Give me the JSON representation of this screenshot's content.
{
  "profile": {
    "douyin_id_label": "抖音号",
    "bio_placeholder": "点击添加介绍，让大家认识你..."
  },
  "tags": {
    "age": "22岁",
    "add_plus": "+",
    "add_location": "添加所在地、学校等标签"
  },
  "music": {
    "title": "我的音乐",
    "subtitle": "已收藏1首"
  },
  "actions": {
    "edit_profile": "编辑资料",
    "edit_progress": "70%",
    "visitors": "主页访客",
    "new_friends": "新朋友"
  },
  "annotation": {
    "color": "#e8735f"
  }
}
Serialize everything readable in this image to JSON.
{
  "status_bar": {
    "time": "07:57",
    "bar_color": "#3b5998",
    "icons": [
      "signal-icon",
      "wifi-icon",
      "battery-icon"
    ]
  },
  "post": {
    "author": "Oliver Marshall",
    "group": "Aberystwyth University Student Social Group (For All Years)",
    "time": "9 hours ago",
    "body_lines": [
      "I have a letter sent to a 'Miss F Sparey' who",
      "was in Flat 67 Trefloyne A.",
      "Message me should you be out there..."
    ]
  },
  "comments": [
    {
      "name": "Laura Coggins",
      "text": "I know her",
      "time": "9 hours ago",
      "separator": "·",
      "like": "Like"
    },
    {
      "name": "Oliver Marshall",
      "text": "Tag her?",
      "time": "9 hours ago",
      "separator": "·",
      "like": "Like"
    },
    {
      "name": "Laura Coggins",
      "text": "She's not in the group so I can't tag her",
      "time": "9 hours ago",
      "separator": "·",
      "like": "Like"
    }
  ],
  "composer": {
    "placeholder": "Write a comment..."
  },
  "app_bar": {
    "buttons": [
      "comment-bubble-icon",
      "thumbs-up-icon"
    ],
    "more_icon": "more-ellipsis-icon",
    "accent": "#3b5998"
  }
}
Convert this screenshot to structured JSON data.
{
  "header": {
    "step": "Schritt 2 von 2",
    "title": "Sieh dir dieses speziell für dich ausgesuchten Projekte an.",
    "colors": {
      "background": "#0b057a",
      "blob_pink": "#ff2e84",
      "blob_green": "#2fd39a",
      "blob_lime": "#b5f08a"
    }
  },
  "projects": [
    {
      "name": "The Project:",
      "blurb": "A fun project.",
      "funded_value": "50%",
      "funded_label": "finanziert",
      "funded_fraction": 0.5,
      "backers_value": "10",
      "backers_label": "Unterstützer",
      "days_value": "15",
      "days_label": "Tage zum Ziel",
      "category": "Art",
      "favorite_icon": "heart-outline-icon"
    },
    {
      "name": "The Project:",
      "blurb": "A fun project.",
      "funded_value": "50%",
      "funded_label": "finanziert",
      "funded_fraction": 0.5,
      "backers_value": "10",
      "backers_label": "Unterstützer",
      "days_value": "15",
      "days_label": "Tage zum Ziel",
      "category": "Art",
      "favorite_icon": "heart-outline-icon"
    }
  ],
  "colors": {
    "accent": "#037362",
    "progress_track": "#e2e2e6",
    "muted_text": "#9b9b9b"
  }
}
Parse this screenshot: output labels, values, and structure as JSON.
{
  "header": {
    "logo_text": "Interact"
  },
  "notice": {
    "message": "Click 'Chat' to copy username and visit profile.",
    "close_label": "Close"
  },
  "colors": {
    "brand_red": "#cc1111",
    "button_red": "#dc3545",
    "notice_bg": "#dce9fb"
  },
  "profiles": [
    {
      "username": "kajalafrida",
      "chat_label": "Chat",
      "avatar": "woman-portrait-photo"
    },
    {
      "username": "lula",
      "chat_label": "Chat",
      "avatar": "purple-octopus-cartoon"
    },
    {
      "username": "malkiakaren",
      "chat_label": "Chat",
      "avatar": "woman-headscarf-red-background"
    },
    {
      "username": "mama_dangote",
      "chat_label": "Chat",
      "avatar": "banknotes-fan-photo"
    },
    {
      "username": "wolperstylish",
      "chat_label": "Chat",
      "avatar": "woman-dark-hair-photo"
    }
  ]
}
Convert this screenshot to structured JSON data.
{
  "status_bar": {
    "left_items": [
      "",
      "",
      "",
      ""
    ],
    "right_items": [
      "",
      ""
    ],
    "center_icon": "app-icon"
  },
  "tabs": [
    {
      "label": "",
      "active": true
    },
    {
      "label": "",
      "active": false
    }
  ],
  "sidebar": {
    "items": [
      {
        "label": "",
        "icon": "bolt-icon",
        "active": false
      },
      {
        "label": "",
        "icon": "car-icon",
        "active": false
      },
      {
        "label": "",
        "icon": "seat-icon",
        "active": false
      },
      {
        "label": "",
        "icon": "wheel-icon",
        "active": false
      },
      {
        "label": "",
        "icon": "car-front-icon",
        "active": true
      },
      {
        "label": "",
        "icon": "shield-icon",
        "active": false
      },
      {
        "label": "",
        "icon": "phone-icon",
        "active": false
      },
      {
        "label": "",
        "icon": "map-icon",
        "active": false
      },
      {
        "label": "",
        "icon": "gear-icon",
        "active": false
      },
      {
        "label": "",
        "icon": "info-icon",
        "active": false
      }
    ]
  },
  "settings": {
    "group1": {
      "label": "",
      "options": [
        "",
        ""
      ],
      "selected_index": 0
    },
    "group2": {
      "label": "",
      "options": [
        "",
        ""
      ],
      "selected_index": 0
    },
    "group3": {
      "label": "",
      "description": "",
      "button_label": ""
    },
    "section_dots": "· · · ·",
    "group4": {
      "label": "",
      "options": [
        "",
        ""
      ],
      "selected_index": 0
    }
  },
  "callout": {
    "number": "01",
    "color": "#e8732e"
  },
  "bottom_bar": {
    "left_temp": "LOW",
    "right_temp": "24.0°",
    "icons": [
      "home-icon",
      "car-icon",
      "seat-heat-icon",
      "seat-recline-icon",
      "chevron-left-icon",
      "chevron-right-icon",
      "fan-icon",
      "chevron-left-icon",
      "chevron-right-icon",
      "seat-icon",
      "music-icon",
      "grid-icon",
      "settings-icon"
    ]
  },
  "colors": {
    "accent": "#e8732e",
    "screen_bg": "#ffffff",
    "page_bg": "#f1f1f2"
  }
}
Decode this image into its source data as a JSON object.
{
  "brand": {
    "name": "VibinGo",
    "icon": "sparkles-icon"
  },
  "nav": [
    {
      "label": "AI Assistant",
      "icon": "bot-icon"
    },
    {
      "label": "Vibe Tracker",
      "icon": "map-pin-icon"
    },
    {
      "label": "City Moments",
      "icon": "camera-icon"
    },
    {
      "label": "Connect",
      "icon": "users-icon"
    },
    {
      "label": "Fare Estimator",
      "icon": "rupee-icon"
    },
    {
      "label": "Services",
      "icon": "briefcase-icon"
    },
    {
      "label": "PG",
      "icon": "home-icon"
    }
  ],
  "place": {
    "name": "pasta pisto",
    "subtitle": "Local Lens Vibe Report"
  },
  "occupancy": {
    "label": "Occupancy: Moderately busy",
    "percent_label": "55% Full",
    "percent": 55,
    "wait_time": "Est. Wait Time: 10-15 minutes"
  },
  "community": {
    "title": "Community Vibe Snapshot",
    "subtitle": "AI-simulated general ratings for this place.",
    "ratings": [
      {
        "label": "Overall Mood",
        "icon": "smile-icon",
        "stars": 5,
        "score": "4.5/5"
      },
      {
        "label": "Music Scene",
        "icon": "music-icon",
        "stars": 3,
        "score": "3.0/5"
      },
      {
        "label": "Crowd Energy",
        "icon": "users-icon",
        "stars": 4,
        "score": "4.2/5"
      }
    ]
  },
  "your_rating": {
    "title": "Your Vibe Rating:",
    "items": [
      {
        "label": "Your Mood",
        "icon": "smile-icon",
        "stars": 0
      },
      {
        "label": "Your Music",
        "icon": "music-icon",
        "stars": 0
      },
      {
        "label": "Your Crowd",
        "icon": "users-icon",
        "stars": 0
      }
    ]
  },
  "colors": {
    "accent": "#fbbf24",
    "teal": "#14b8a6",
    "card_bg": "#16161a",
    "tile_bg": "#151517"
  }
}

TASK TO COMPLETE: Only lines with "ratings" are wanted here; list each of them.

EXERCISE ANSWER:
    "subtitle": "AI-simulated general ratings for this place.",
    "ratings": [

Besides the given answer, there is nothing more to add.